## Begin SELECTED TEXT

Exposing Data to DataONE

This assumes you have at least one permanent, immutable data set you would like to expose via the DataONE member node catalog system, and that you have the requisite resources (e.g., expertise, time, hardware)  to manage the data. If you answer YES to all these questions, you may be ready to become a DataONE member node. Otherwise, consider handing the data off to a recognized scientific data repository.

  • Do you have the expertise in-house to implement the DataONE API at the desired tier of service?
  • Do you have the capability to use and administer an event logger (e.g., Log4J)
  • DataONE accepts earth science data. Can your data be situated within the earth science domain?
  • Are you using persistent, globally unique identifiers for data objects (e.g., DOIs, or handles using a handle server)?
  • Do metadata documents exist alongside the data objects?
  • DataONE requires Resource Maps that describe the relationship between a metadata object and the data object(s) to which it refers. Do you have a Resource Map?
  • Is the data ready for publication?
    • Have you determined how best to assemble the data files into a discrete package(s) for easier search and retrieval? For example, is your data best organized by topic, time, location, or some other theme? If for example, by time, have you decided on how to slice and dice it by temporal units?
    • Are you using a consistent naming scheme?

## End SELECTED TEXT

EXERCISE SET:
**A)** Please repeat the DataONE guidance from "Exposing Data to" up to and including "the data objects?", replacing "member node" with "partner node".
**B)** In one to three sentences, explain why the DataONE guidance says data files should be assembled into a discrete package or packages.
**C)** According to the DataONE guidance, what kind of data does DataONE accept?
The rows that follow come from a separate source, not from the DataONE guidance.

## Begin EXCERPTED RECORDS

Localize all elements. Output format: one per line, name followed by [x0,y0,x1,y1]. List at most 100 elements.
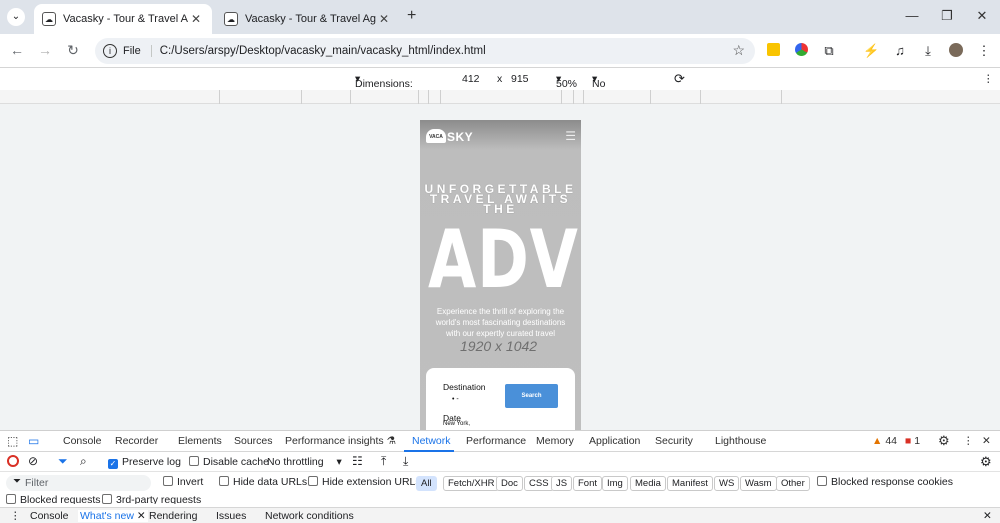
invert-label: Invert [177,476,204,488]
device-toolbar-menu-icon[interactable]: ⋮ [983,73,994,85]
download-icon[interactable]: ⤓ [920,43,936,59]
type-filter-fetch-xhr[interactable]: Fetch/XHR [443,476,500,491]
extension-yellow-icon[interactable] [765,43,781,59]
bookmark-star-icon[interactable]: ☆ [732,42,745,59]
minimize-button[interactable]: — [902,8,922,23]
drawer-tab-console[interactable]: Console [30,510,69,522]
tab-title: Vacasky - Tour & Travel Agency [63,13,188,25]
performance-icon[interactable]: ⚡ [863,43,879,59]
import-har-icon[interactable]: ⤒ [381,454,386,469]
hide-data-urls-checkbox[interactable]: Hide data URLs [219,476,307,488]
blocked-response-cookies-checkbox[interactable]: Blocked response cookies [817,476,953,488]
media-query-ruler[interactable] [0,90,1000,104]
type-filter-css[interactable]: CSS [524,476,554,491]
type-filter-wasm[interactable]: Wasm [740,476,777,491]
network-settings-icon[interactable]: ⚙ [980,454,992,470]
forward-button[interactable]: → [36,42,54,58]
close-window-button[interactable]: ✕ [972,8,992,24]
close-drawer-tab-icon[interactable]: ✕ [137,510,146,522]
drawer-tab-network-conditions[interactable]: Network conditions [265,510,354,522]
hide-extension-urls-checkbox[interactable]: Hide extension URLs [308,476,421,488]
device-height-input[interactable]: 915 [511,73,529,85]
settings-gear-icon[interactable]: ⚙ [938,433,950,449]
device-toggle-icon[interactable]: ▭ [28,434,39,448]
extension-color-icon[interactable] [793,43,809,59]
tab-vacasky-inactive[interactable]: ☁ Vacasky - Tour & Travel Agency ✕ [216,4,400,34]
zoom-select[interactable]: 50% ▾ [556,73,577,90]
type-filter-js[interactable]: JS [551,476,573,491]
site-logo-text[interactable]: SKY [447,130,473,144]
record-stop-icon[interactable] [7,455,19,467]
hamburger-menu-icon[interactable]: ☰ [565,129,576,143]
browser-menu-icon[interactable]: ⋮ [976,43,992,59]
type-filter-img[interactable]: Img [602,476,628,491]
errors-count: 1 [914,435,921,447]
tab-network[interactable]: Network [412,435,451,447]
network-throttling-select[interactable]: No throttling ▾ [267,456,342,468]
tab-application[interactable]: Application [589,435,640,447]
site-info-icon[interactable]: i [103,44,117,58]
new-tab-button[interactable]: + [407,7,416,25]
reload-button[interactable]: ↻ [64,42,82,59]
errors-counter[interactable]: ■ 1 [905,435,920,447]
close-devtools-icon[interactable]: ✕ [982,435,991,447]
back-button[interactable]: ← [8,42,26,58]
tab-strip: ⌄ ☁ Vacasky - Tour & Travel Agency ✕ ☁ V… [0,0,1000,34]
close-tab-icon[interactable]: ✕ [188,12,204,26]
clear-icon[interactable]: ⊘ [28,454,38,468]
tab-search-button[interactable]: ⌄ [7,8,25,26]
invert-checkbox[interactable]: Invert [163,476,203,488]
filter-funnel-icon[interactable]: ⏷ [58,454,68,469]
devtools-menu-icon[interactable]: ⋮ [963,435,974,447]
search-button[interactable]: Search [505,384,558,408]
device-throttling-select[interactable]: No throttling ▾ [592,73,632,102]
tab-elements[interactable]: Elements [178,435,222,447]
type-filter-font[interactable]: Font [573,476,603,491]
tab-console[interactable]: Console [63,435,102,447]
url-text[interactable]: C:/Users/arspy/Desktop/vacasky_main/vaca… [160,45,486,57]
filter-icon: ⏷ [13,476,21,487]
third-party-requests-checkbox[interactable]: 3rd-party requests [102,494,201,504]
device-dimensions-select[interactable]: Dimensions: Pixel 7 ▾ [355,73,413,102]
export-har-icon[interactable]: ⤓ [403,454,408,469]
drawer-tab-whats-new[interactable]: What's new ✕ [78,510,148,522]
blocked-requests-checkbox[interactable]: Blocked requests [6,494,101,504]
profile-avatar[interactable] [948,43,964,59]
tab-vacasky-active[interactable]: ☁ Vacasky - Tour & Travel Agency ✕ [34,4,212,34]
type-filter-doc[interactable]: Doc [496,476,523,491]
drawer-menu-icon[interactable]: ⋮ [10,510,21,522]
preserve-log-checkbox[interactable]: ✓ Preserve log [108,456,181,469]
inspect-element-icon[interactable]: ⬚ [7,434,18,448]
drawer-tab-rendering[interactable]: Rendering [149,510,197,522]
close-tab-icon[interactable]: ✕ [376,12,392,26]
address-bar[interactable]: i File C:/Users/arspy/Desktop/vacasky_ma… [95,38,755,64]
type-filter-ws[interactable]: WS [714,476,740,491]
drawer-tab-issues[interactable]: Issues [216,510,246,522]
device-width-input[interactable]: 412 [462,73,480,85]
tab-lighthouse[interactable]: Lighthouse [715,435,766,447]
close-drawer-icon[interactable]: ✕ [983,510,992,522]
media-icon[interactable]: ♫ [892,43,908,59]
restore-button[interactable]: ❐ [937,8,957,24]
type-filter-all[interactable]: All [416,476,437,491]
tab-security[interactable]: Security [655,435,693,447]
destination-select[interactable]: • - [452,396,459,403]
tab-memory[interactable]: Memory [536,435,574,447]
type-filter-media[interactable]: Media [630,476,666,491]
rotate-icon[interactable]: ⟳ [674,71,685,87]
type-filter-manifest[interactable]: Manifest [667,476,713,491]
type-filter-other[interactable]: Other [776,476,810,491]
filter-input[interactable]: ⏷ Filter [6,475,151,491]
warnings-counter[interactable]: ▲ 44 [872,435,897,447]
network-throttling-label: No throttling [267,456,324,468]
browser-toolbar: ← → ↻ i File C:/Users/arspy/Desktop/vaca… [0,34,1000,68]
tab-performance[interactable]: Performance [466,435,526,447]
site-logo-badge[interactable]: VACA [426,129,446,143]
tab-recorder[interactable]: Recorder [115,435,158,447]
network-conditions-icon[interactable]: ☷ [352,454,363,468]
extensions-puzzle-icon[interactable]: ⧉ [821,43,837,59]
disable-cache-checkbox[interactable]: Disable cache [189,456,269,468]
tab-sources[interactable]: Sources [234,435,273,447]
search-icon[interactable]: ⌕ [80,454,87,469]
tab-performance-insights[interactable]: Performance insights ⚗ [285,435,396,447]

## End EXCERPTED RECORDS
## Begin EXCERPTED RECORDS

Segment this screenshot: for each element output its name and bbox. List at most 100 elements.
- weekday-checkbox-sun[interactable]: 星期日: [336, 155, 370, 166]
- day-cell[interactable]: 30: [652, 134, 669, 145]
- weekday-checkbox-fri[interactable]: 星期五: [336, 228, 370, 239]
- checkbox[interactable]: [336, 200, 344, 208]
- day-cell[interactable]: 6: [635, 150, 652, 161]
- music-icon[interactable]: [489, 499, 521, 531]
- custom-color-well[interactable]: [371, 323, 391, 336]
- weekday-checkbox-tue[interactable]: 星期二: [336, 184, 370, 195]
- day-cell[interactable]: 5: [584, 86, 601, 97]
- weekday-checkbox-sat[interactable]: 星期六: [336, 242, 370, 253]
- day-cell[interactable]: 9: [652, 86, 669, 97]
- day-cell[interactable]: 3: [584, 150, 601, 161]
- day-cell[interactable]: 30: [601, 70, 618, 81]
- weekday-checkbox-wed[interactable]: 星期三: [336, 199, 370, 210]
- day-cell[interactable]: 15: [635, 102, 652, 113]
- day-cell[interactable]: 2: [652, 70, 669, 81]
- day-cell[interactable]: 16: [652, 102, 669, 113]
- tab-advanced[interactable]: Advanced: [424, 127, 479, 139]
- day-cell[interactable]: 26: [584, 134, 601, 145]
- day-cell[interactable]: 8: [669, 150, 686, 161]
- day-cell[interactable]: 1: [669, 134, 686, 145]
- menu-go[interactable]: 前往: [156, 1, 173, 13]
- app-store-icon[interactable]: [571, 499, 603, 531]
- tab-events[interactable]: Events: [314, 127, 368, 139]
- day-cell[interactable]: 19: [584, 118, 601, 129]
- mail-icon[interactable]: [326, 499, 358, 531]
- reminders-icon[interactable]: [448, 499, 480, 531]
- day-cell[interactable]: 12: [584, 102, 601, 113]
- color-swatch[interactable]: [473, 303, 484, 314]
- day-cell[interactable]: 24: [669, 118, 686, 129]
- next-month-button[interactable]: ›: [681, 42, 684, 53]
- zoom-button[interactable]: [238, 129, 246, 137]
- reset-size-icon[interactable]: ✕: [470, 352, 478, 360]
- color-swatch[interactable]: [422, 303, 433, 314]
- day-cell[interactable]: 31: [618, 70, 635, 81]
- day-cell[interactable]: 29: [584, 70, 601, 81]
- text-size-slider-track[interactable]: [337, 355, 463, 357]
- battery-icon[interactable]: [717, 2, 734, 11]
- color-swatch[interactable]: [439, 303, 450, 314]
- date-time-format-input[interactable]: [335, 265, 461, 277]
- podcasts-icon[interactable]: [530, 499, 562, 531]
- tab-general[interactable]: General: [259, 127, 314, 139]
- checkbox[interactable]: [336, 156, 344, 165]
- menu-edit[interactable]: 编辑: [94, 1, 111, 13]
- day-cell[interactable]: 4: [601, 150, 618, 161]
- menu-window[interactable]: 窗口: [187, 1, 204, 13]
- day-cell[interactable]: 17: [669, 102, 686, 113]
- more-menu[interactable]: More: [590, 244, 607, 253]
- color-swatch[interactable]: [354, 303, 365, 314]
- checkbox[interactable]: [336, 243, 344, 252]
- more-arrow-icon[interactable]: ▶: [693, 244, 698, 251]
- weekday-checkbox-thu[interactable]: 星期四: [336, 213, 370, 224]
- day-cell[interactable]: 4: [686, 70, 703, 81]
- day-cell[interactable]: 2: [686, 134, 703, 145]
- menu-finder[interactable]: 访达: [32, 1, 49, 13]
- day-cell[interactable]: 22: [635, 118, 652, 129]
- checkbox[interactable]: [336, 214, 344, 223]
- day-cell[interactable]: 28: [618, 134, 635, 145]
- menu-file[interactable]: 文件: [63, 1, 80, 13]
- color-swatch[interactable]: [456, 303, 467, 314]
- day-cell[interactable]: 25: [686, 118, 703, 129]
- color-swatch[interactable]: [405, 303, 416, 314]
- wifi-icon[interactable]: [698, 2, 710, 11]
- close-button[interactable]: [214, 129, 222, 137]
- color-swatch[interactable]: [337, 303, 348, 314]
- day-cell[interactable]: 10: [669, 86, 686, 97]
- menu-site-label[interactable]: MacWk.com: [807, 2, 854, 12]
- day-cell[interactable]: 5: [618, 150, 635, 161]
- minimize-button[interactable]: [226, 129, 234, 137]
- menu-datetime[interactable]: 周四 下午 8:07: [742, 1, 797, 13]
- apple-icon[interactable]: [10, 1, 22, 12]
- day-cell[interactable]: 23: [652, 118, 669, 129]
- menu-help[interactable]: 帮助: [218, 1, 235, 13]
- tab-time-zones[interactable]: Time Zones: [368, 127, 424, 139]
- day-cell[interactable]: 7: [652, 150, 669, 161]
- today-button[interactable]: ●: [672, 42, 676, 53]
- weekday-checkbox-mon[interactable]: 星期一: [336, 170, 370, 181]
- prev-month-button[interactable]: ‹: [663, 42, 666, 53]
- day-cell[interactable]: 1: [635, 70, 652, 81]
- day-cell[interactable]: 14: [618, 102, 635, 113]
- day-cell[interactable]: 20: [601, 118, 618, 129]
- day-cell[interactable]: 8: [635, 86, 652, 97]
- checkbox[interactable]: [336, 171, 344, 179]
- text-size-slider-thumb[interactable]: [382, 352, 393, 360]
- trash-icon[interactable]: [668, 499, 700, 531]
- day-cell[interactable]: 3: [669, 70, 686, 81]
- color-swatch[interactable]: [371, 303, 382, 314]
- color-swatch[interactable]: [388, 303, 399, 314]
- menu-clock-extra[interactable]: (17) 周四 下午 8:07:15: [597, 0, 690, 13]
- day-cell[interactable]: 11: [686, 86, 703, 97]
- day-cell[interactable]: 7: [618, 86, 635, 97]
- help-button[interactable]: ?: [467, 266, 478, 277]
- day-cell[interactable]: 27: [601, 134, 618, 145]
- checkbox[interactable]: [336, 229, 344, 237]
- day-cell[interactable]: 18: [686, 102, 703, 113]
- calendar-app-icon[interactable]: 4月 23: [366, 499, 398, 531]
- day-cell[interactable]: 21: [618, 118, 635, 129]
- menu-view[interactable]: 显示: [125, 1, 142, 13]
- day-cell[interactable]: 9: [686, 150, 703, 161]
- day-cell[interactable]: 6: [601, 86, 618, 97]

## End EXCERPTED RECORDS

ANSWERS BY TASK:
**A)**
Exposing Data to DataONE

This assumes you have at least one permanent, immutable data set you would like to expose via the DataONE partner node catalog system, and that you have the requisite resources (e.g., expertise, time, hardware)  to manage the data. If you answer YES to all these questions, you may be ready to become a DataONE partner node. Otherwise, consider handing the data off to a recognized scientific data repository.

  • Do you have the expertise in-house to implement the DataONE API at the desired tier of service?
  • Do you have the capability to use and administer an event logger (e.g., Log4J)
  • DataONE accepts earth science data. Can your data be situated within the earth science domain?
  • Are you using persistent, globally unique identifiers for data objects (e.g., DOIs, or handles using a handle server)?
  • Do metadata documents exist alongside the data objects?

**B)** The guidance says data files should be assembled into discrete packages to make search and retrieval easier. It suggests organizing them by a theme such as topic, time or location.

**C)** Earth science data.